_GIVEN PROBLEM_:
Can you transcribe the data exactly? Leave the pictures out.

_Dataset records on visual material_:

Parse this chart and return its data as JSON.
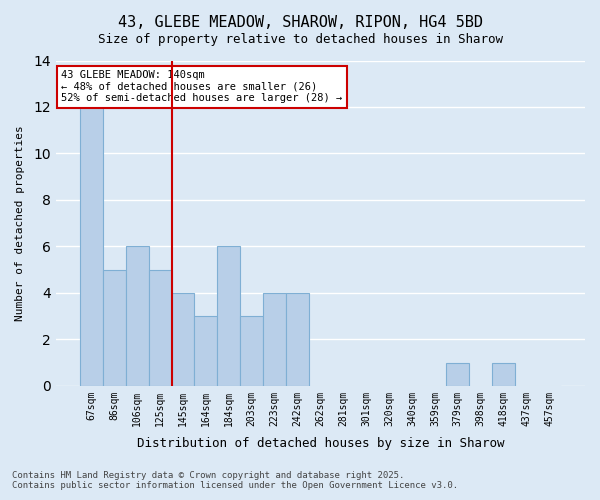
{
  "title_line1": "43, GLEBE MEADOW, SHAROW, RIPON, HG4 5BD",
  "title_line2": "Size of property relative to detached houses in Sharow",
  "xlabel": "Distribution of detached houses by size in Sharow",
  "ylabel": "Number of detached properties",
  "categories": [
    "67sqm",
    "86sqm",
    "106sqm",
    "125sqm",
    "145sqm",
    "164sqm",
    "184sqm",
    "203sqm",
    "223sqm",
    "242sqm",
    "262sqm",
    "281sqm",
    "301sqm",
    "320sqm",
    "340sqm",
    "359sqm",
    "379sqm",
    "398sqm",
    "418sqm",
    "437sqm",
    "457sqm"
  ],
  "values": [
    12,
    5,
    6,
    5,
    4,
    3,
    6,
    3,
    4,
    4,
    0,
    0,
    0,
    0,
    0,
    0,
    1,
    0,
    1,
    0,
    0
  ],
  "bar_color": "#b8cfe8",
  "bar_edge_color": "#7fafd4",
  "background_color": "#dce9f5",
  "plot_bg_color": "#dce9f5",
  "grid_color": "#ffffff",
  "vline_x": 4,
  "vline_color": "#cc0000",
  "annotation_title": "43 GLEBE MEADOW: 140sqm",
  "annotation_line1": "← 48% of detached houses are smaller (26)",
  "annotation_line2": "52% of semi-detached houses are larger (28) →",
  "annotation_box_color": "#cc0000",
  "ylim": [
    0,
    14
  ],
  "yticks": [
    0,
    2,
    4,
    6,
    8,
    10,
    12,
    14
  ],
  "footnote_line1": "Contains HM Land Registry data © Crown copyright and database right 2025.",
  "footnote_line2": "Contains public sector information licensed under the Open Government Licence v3.0."
}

_ANSWER TO THIS TASK_:
Parse this chart and return its data as JSON.
{
  "title_line1": "43, GLEBE MEADOW, SHAROW, RIPON, HG4 5BD",
  "title_line2": "Size of property relative to detached houses in Sharow",
  "xlabel": "Distribution of detached houses by size in Sharow",
  "ylabel": "Number of detached properties",
  "categories": [
    "67sqm",
    "86sqm",
    "106sqm",
    "125sqm",
    "145sqm",
    "164sqm",
    "184sqm",
    "203sqm",
    "223sqm",
    "242sqm",
    "262sqm",
    "281sqm",
    "301sqm",
    "320sqm",
    "340sqm",
    "359sqm",
    "379sqm",
    "398sqm",
    "418sqm",
    "437sqm",
    "457sqm"
  ],
  "values": [
    12,
    5,
    6,
    5,
    4,
    3,
    6,
    3,
    4,
    4,
    0,
    0,
    0,
    0,
    0,
    0,
    1,
    0,
    1,
    0,
    0
  ],
  "bar_color": "#b8cfe8",
  "bar_edge_color": "#7fafd4",
  "background_color": "#dce9f5",
  "plot_bg_color": "#dce9f5",
  "grid_color": "#ffffff",
  "vline_x": 4,
  "vline_color": "#cc0000",
  "annotation_title": "43 GLEBE MEADOW: 140sqm",
  "annotation_line1": "← 48% of detached houses are smaller (26)",
  "annotation_line2": "52% of semi-detached houses are larger (28) →",
  "annotation_box_color": "#cc0000",
  "ylim": [
    0,
    14
  ],
  "yticks": [
    0,
    2,
    4,
    6,
    8,
    10,
    12,
    14
  ],
  "footnote_line1": "Contains HM Land Registry data © Crown copyright and database right 2025.",
  "footnote_line2": "Contains public sector information licensed under the Open Government Licence v3.0."
}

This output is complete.